* _Data shown_
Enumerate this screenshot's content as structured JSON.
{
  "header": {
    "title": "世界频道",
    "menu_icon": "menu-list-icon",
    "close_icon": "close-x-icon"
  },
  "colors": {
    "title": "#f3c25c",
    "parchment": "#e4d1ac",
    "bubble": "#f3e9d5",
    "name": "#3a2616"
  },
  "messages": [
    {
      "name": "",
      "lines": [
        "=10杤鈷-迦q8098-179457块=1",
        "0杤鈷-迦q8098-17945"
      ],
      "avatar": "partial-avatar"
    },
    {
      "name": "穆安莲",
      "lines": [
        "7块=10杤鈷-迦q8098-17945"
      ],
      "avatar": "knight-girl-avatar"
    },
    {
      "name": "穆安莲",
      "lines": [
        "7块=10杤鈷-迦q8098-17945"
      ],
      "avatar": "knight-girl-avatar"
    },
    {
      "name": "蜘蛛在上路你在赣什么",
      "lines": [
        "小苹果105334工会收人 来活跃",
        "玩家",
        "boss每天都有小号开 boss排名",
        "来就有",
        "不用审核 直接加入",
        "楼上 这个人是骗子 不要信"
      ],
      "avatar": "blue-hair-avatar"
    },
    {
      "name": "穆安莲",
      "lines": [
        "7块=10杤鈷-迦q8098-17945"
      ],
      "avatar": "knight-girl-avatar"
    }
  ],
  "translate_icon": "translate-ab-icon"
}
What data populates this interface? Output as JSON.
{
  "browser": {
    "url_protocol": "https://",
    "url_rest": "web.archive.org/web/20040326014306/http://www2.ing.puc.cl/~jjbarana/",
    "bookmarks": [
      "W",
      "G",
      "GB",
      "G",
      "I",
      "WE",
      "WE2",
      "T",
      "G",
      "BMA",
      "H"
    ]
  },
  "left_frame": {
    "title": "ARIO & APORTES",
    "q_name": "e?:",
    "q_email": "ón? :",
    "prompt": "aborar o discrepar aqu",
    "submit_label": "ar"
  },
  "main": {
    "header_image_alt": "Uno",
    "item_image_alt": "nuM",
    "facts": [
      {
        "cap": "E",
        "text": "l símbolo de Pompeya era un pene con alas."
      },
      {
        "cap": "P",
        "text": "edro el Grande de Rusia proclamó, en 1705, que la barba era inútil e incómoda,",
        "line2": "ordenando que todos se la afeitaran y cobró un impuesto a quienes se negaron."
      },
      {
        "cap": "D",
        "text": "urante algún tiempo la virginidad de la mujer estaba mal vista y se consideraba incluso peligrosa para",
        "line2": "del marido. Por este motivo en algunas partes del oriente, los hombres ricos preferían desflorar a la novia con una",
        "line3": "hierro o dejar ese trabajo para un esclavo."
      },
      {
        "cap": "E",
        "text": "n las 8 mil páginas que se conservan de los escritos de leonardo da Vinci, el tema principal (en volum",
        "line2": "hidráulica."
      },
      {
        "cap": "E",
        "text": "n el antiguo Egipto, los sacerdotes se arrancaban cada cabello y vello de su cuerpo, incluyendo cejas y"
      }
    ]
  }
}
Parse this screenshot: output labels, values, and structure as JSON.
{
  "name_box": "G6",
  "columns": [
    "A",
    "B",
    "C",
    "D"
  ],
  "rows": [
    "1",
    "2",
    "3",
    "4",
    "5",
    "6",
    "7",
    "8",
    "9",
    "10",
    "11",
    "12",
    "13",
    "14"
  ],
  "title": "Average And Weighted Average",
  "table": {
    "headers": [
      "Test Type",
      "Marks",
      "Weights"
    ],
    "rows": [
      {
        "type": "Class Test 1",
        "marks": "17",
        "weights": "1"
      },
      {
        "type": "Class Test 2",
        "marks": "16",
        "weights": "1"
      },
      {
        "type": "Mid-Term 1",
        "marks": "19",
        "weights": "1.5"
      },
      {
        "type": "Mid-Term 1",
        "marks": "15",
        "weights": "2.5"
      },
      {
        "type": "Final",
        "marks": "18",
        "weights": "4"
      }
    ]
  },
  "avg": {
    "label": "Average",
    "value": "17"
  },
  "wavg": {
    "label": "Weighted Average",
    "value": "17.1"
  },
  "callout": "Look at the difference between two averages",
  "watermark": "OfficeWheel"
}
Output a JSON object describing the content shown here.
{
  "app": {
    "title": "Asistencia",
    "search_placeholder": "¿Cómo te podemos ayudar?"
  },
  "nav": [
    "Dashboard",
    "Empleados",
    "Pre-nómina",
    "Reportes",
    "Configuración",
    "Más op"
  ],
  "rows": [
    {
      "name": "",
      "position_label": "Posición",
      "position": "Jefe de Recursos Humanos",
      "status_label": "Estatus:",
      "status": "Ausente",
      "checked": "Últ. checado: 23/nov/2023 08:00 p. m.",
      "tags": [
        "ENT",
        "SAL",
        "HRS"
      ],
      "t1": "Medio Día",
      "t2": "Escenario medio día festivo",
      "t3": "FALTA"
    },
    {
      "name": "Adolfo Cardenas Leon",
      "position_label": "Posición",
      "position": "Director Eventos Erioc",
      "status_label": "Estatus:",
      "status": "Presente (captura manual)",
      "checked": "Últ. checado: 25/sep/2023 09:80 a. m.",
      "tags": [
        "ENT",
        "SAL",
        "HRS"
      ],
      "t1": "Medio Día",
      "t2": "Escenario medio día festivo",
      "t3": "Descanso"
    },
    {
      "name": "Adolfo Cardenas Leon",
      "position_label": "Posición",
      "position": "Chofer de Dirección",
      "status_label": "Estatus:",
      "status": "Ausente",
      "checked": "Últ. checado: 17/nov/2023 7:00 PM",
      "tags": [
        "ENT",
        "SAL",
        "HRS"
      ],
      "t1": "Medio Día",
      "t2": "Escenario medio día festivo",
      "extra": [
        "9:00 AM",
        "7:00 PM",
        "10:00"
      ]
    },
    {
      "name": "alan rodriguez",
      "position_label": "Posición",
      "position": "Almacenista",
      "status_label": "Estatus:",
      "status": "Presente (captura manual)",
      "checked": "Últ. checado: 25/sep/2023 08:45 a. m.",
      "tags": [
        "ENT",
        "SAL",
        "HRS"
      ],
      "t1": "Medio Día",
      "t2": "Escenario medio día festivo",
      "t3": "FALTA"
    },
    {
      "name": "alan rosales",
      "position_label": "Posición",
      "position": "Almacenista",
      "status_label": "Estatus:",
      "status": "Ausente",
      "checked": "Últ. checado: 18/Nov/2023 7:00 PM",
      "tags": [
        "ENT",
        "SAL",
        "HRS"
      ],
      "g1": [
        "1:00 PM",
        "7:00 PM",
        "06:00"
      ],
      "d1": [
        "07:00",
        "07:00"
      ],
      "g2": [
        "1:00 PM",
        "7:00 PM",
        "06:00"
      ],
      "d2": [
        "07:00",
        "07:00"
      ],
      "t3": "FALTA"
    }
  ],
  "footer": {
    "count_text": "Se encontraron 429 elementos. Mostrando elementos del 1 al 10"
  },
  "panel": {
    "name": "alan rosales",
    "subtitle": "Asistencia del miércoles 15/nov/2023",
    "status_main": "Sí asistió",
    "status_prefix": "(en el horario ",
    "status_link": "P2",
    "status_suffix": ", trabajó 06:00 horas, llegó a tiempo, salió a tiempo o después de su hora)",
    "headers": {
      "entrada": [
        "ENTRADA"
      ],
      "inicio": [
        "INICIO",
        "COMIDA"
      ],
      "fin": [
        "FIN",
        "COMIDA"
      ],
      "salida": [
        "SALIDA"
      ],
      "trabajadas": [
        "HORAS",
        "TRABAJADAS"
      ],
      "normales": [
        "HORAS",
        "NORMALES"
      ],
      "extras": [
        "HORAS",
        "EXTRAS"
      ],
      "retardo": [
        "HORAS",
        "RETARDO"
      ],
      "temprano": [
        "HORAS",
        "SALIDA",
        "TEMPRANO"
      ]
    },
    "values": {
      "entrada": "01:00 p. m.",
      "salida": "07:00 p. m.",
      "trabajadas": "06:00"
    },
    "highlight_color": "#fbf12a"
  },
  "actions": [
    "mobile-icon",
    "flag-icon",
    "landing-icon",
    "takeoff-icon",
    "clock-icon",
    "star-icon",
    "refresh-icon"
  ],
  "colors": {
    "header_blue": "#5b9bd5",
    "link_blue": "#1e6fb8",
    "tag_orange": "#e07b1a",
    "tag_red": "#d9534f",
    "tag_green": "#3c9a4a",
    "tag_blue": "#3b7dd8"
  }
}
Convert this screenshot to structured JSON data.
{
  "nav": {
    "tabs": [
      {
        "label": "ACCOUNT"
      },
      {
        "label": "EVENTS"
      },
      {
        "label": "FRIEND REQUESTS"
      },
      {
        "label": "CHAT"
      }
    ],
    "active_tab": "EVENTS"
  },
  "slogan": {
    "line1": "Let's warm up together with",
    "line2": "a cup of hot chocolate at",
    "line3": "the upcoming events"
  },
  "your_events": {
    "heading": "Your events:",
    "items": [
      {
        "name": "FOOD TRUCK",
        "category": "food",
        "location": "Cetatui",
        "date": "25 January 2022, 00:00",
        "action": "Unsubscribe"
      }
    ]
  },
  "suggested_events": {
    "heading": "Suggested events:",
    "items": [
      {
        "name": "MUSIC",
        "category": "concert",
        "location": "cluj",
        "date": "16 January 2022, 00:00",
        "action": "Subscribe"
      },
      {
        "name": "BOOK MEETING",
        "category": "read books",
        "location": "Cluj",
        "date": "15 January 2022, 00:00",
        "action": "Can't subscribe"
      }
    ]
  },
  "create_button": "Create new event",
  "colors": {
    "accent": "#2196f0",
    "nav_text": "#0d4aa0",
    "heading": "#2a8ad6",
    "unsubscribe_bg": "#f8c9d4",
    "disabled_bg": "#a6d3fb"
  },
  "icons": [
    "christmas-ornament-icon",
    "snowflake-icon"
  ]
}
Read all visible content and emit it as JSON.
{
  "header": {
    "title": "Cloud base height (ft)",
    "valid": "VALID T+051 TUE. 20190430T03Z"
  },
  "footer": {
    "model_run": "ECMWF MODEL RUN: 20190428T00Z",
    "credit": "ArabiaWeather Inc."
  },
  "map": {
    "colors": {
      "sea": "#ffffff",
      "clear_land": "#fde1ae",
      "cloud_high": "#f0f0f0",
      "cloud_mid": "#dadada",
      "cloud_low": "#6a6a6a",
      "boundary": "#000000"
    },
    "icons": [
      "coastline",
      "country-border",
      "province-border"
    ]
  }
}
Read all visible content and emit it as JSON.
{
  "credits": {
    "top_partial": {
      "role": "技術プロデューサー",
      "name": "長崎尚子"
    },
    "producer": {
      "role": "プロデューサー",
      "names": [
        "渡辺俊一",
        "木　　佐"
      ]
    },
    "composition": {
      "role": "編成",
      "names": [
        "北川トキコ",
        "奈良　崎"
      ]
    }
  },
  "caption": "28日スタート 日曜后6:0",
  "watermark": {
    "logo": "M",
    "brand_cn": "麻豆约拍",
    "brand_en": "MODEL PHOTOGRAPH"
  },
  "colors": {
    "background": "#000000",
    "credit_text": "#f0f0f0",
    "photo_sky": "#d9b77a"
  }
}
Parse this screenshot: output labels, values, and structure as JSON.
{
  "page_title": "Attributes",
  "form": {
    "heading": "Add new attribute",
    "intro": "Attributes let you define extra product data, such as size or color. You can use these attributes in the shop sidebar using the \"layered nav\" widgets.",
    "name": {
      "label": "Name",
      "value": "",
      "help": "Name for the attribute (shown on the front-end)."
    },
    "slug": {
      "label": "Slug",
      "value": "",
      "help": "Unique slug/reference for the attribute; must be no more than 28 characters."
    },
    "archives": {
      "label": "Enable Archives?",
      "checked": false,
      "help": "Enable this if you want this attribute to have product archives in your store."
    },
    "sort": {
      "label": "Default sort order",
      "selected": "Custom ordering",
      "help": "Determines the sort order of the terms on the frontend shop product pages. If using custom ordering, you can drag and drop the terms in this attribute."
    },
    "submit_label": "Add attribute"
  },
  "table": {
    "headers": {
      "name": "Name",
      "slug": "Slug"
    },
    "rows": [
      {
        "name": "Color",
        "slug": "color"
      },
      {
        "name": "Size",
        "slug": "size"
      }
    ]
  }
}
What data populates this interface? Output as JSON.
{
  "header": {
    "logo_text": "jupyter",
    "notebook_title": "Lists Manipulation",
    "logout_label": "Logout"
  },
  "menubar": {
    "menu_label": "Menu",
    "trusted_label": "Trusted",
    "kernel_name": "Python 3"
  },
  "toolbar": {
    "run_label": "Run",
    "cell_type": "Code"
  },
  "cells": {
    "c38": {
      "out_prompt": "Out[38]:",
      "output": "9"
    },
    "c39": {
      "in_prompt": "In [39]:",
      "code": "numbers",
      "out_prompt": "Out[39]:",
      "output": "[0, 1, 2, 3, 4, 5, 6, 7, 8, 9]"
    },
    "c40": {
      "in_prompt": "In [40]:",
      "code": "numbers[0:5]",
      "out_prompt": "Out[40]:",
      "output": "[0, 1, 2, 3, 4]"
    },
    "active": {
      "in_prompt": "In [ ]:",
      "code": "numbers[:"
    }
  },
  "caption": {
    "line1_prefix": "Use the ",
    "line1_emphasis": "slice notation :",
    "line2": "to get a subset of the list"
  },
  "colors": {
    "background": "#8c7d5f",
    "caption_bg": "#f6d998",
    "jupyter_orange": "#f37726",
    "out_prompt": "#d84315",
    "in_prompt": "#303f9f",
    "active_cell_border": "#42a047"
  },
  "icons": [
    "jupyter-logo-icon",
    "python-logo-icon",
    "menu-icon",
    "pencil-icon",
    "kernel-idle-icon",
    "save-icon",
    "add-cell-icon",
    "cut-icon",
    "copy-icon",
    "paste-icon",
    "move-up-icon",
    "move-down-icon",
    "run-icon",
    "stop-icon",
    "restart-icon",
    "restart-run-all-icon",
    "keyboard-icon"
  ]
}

* _Exercise_
State, as a number only, how many lines in the entries include "sort".

* _Output below_
3